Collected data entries

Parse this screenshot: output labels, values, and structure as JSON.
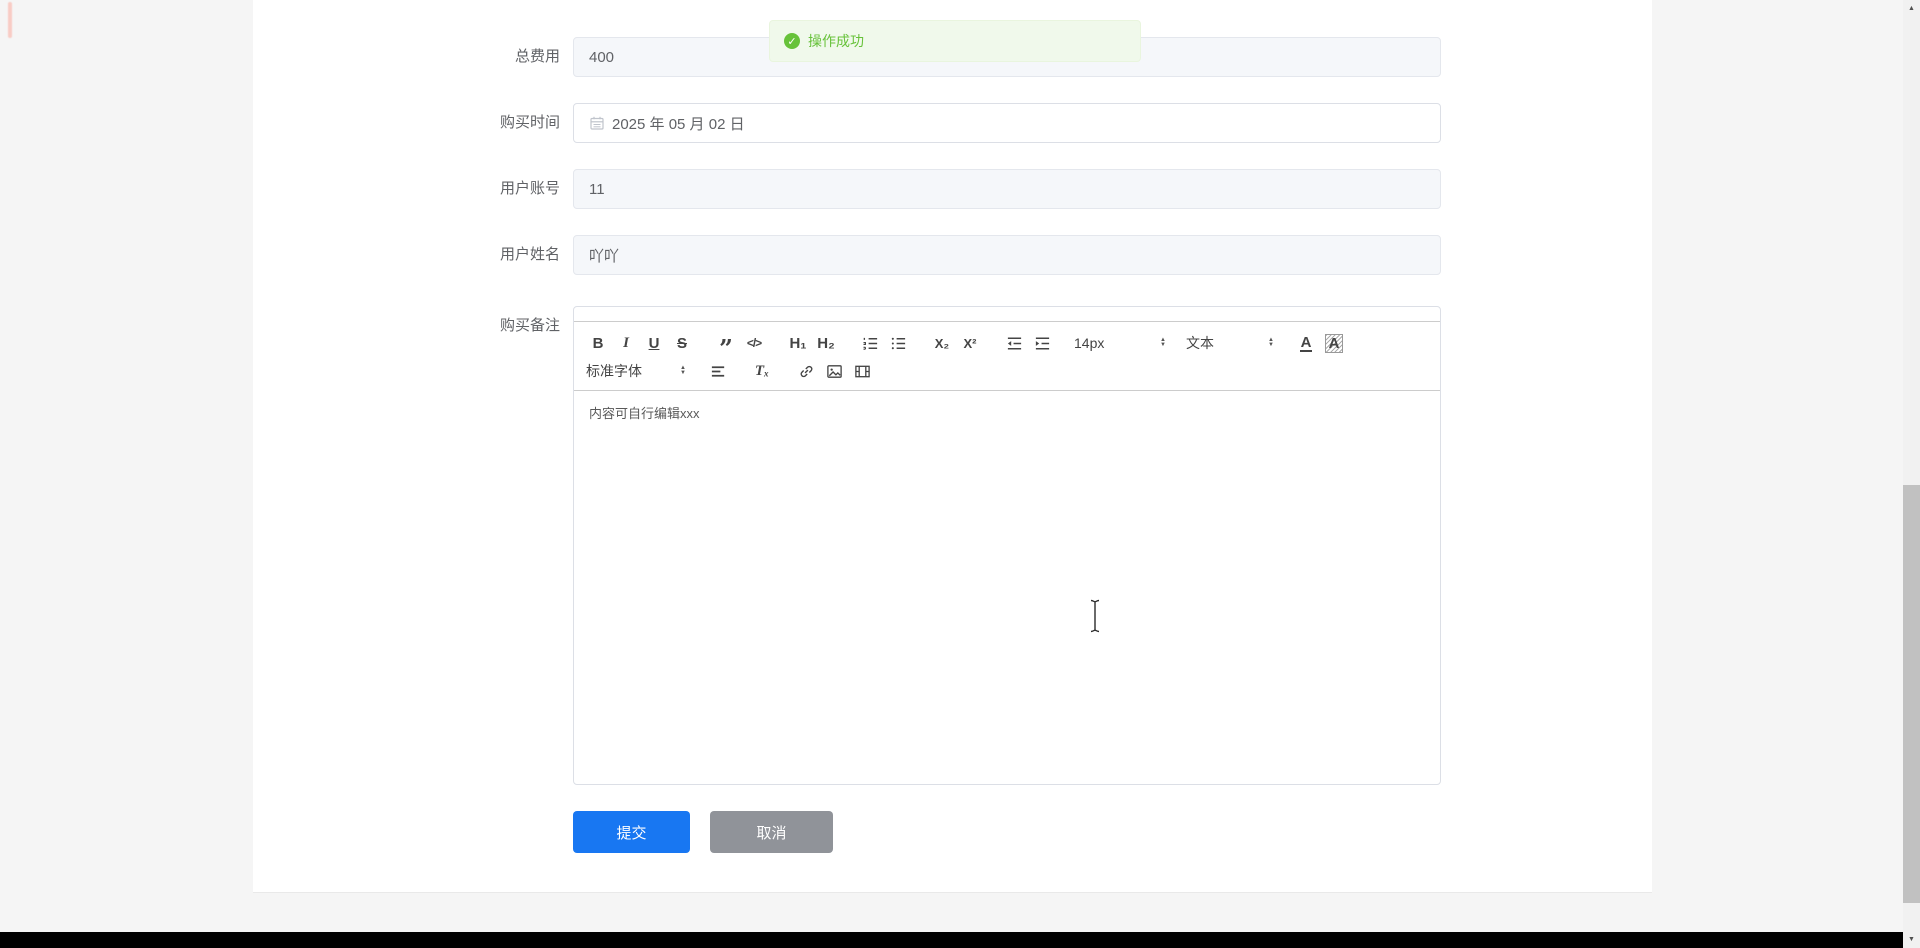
{
  "toast": {
    "text": "操作成功"
  },
  "form": {
    "items": [
      {
        "label": "总费用",
        "value": "400"
      },
      {
        "label": "购买时间",
        "value": "2025 年 05 月 02 日"
      },
      {
        "label": "用户账号",
        "value": "11"
      },
      {
        "label": "用户姓名",
        "value": "吖吖"
      },
      {
        "label": "购买备注",
        "value": ""
      }
    ]
  },
  "editor": {
    "toolbar": {
      "bold": "B",
      "italic": "I",
      "underline": "U",
      "strike": "S",
      "blockquote": "”",
      "code": "</>",
      "header1": "H₁",
      "header2": "H₂",
      "subscript": "X₂",
      "superscript": "X²",
      "size": "14px",
      "format": "文本",
      "color": "A",
      "background": "A",
      "font": "标准字体",
      "clean": "Tₓ"
    },
    "content": "内容可自行编辑xxx"
  },
  "actions": {
    "submit": "提交",
    "cancel": "取消"
  },
  "colors": {
    "primary": "#1877f2",
    "cancel_gray": "#909399",
    "success": "#67c23a",
    "toast_bg": "#f0f9eb",
    "page_bg": "#f5f5f5",
    "taskbar": "#000000",
    "disabled_input_bg": "#f5f7fa",
    "input_border": "#dcdfe6"
  }
}
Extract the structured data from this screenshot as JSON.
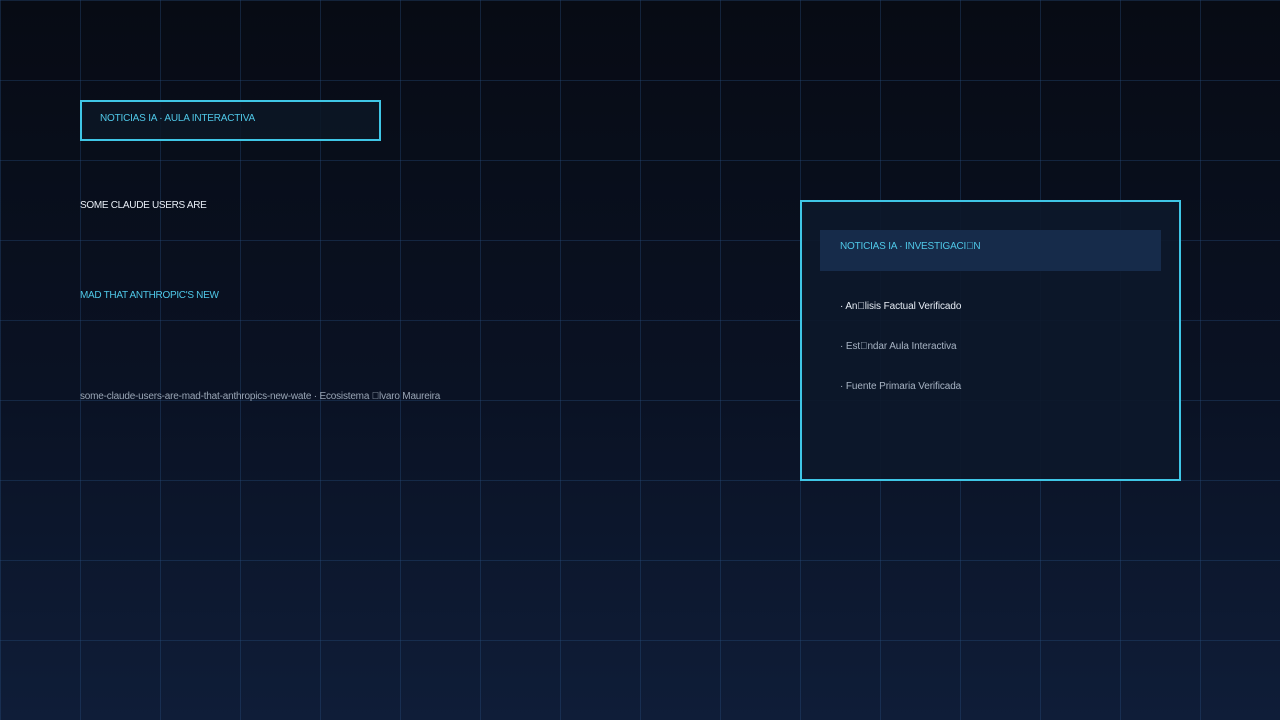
{
  "header_tag": {
    "label": "NOTICIAS IA · AULA INTERACTIVA"
  },
  "article": {
    "headline_line1": "SOME CLAUDE USERS ARE",
    "headline_line2": "MAD THAT ANTHROPIC'S NEW",
    "source": "some-claude-users-are-mad-that-anthropics-new-wate · Ecosistema \u0000lvaro Maureira"
  },
  "side_panel": {
    "title": "NOTICIAS IA · INVESTIGACI\u0000N",
    "items": [
      "· An\u0000lisis Factual Verificado",
      "· Est\u0000ndar Aula Interactiva",
      "· Fuente Primaria Verificada"
    ]
  },
  "colors": {
    "accent": "#3fc6e6",
    "background_top": "#070b14",
    "background_bottom": "#0f1d38",
    "panel_header": "#162b4a",
    "text_primary": "#e8eef6",
    "text_secondary": "#a8b4c4"
  }
}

Exercise description ▸
In the records above, find the line with "Extract the structured" and copy from it through the last line exactly, without the pictures.

Exercise output ▸
Extract the structured data from this screenshot as JSON.
{
  "header_tag": {
    "label": "NOTICIAS IA · AULA INTERACTIVA"
  },
  "article": {
    "headline_line1": "SOME CLAUDE USERS ARE",
    "headline_line2": "MAD THAT ANTHROPIC'S NEW",
    "source": "some-claude-users-are-mad-that-anthropics-new-wate · Ecosistema \u0000lvaro Maureira"
  },
  "side_panel": {
    "title": "NOTICIAS IA · INVESTIGACI\u0000N",
    "items": [
      "· An\u0000lisis Factual Verificado",
      "· Est\u0000ndar Aula Interactiva",
      "· Fuente Primaria Verificada"
    ]
  },
  "colors": {
    "accent": "#3fc6e6",
    "background_top": "#070b14",
    "background_bottom": "#0f1d38",
    "panel_header": "#162b4a",
    "text_primary": "#e8eef6",
    "text_secondary": "#a8b4c4"
  }
}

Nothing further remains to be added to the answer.